> **Document extract**:

Investor Education | Seven issues when suddenly widowed
It is difficult enough to plan ahead when a spouse faces a life threatening illness, but it is even tougher when your loved one unexpectedly passes away. Besides the emotional turmoil, there are numerous financial decisions for a surviving spouse to make and obligations and deadlines to meet.
Unfortunately, time is rarely on your side, but you do not want to make any knee-jerk reactions either. Here are seven important areas to be addressed:
1 Notifications: For starters, you will need to notify a wide range of parties, including any employer, life insurance companies, credit card companies, the Social Security Administration (SSA), the state office for inheritance tax (when applicable), and your legal, tax and financial advisers.
2 Retirement accounts: Examine employer-sponsored accounts like 401(k) plans and pension plans, as well as traditional and Roth IRAs. You may face options such as taking a lump-sum or partial distribution, rolling funds over into another tax sheltered account or leaving the plan assets where they are, at least for the time being. Seek professional guidance for the hard choices.
3 Insurance: Do not assume that all your insurance policies can simply continue as before. This is a good time to review coverage—including life, health, disability income, homeowner's, automobile, long-term care and umbrella insurance—to determine if they meet your changing needs. Also, amend your life insurance policy if your spouse was a named beneficiary.
4 Social Security benefits: Figure out how much you will receive in Social Security retirement benefits. Frequently, the maximum benefit will change due to the death of a higher-earning spouse. The information you need is readily available from the SSA. Factor this into the equation for retirement planning.
5 Investments: Assemble records of investments held by your spouse and those you owned jointly. Assess your current portfolio with an eye toward the future. This will likely require some adjustments relating to your personal objectives, time horizon for retirement and risk tolerance. Rely on your financial advisers to provide any assistance you need.
6 Living expenses: Once emotions have calmed down, take stock of your current situation and try to project into the future. What do you need to pay now, and how much money will you need for the next five to 10 years? Much depends on the stage of life you are in. For example, if you will be paying to send one or more children to college, more provisions will be required than if you have already retired.
7 Tax filings: Generally, if the estate is significant, a federal estate-tax return for your spouse must be filed within nine months of death. In addition, you have to file a federal income tax return by April 15 of the following year, plus make timely filings of any applicable state-tax returns.
Remember, you do not have to do it all alone. Your professional advisers can provide assistance when needed.

> **Task instructions**:
1. In the guide on being suddenly widowed, how soon after death must a federal estate-tax return generally be filed when the estate is significant?
2. Reproduce word for word everything in the guide on being suddenly widowed from "Investor Education |" down to "and financial advisers.".
The rows that follow come from a separate source.

> **Data extract**:
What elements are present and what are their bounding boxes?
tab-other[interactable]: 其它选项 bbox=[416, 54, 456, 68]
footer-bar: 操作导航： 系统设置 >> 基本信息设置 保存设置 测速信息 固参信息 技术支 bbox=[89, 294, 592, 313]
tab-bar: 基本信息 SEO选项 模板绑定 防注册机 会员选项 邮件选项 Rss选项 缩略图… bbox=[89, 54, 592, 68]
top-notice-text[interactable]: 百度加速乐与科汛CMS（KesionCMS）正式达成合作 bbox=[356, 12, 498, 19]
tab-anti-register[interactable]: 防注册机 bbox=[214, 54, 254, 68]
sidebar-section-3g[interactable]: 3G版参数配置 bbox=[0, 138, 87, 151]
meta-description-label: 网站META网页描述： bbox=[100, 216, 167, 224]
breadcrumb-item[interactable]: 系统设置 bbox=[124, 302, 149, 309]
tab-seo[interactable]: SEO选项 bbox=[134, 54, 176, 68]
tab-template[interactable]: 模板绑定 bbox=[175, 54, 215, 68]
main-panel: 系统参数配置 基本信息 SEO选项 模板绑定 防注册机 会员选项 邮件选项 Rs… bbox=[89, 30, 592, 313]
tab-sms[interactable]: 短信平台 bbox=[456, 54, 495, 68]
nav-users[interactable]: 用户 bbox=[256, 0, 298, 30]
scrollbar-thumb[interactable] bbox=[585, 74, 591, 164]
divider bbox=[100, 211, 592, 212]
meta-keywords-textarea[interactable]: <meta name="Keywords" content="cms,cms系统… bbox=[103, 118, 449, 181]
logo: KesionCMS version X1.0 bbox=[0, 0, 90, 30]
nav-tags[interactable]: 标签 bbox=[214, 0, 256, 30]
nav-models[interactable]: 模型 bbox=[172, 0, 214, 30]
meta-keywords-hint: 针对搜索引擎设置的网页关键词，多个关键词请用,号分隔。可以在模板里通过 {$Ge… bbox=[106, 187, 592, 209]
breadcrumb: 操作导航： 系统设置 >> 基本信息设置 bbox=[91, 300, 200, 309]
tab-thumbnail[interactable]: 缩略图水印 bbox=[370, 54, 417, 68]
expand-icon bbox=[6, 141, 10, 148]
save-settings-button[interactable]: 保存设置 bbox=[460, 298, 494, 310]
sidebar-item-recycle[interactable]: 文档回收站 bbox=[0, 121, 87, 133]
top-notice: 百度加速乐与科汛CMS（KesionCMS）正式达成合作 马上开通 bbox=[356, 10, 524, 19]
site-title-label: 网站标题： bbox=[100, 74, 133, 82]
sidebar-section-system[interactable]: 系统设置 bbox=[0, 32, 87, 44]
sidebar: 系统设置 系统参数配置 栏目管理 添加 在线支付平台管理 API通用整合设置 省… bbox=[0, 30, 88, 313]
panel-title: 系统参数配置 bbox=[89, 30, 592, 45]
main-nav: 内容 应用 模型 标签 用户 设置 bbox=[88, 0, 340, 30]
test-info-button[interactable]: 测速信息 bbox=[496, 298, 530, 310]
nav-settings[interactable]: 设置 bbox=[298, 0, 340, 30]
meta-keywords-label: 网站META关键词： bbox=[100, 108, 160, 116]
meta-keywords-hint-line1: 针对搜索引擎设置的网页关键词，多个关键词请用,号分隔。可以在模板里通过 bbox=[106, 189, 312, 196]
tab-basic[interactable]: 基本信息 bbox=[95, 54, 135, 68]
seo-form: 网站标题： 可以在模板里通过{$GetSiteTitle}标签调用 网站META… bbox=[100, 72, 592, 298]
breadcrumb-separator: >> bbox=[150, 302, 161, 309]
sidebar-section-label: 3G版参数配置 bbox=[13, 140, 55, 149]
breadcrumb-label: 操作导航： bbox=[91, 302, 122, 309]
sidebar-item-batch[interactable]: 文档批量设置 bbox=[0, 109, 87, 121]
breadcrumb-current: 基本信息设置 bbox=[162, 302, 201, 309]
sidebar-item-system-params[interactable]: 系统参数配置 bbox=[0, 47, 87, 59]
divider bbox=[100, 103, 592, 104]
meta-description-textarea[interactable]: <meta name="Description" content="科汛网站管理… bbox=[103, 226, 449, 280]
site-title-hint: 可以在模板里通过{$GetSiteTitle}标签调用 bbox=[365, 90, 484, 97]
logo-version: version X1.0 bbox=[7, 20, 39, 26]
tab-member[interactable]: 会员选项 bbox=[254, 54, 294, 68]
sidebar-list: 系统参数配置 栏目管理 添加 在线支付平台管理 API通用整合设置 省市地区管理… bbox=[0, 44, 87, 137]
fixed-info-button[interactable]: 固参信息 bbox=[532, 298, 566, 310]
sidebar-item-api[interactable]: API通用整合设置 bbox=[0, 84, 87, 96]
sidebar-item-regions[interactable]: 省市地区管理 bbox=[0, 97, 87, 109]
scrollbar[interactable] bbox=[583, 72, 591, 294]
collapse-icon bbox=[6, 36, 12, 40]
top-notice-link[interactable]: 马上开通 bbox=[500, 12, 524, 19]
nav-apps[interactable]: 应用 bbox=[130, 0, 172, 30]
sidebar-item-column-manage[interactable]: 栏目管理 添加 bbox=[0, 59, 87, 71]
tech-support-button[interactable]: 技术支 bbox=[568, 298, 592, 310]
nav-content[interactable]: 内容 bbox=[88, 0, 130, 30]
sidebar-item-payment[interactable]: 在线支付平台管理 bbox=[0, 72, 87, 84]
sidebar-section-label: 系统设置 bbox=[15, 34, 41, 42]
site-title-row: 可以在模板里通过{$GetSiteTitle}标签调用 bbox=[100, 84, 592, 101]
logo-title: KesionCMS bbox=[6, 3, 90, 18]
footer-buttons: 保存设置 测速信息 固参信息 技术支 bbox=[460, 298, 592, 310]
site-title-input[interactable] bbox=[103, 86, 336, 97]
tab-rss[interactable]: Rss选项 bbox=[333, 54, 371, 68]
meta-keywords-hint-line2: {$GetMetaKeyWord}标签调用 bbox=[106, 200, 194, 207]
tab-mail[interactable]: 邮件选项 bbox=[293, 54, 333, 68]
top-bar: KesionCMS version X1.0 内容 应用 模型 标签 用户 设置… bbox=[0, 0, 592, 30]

> **Task-by-task answers**:
1. Within nine months of death.

2.
Investor Education | Seven issues when suddenly widowed
It is difficult enough to plan ahead when a spouse faces a life threatening illness, but it is even tougher when your loved one unexpectedly passes away. Besides the emotional turmoil, there are numerous financial decisions for a surviving spouse to make and obligations and deadlines to meet.
Unfortunately, time is rarely on your side, but you do not want to make any knee-jerk reactions either. Here are seven important areas to be addressed:
1 Notifications: For starters, you will need to notify a wide range of parties, including any employer, life insurance companies, credit card companies, the Social Security Administration (SSA), the state office for inheritance tax (when applicable), and your legal, tax and financial advisers.